■ Materials provided:
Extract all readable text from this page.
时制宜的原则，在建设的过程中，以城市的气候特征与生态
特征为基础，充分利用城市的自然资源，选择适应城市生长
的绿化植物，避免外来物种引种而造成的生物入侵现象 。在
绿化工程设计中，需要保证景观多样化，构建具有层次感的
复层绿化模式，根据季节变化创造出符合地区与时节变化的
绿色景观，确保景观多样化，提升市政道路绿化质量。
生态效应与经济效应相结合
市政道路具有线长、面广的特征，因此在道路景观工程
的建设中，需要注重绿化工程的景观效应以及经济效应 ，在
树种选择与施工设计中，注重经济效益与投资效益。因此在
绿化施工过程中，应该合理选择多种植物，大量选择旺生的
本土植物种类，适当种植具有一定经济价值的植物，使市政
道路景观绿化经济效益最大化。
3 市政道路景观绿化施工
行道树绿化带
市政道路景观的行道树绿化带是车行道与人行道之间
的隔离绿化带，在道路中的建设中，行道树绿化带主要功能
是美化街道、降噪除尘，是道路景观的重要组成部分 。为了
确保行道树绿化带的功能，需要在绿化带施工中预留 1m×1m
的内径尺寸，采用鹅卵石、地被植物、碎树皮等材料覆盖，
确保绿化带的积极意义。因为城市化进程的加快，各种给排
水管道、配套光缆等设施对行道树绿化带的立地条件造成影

■ Brief:
Write out all the records above again, exactly as they stand.

■ Written answer:
Extract all readable text from this page.
时制宜的原则，在建设的过程中，以城市的气候特征与生态
特征为基础，充分利用城市的自然资源，选择适应城市生长
的绿化植物，避免外来物种引种而造成的生物入侵现象 。在
绿化工程设计中，需要保证景观多样化，构建具有层次感的
复层绿化模式，根据季节变化创造出符合地区与时节变化的
绿色景观，确保景观多样化，提升市政道路绿化质量。
生态效应与经济效应相结合
市政道路具有线长、面广的特征，因此在道路景观工程
的建设中，需要注重绿化工程的景观效应以及经济效应 ，在
树种选择与施工设计中，注重经济效益与投资效益。因此在
绿化施工过程中，应该合理选择多种植物，大量选择旺生的
本土植物种类，适当种植具有一定经济价值的植物，使市政
道路景观绿化经济效益最大化。
3 市政道路景观绿化施工
行道树绿化带
市政道路景观的行道树绿化带是车行道与人行道之间
的隔离绿化带，在道路中的建设中，行道树绿化带主要功能
是美化街道、降噪除尘，是道路景观的重要组成部分 。为了
确保行道树绿化带的功能，需要在绿化带施工中预留 1m×1m
的内径尺寸，采用鹅卵石、地被植物、碎树皮等材料覆盖，
确保绿化带的积极意义。因为城市化进程的加快，各种给排
水管道、配套光缆等设施对行道树绿化带的立地条件造成影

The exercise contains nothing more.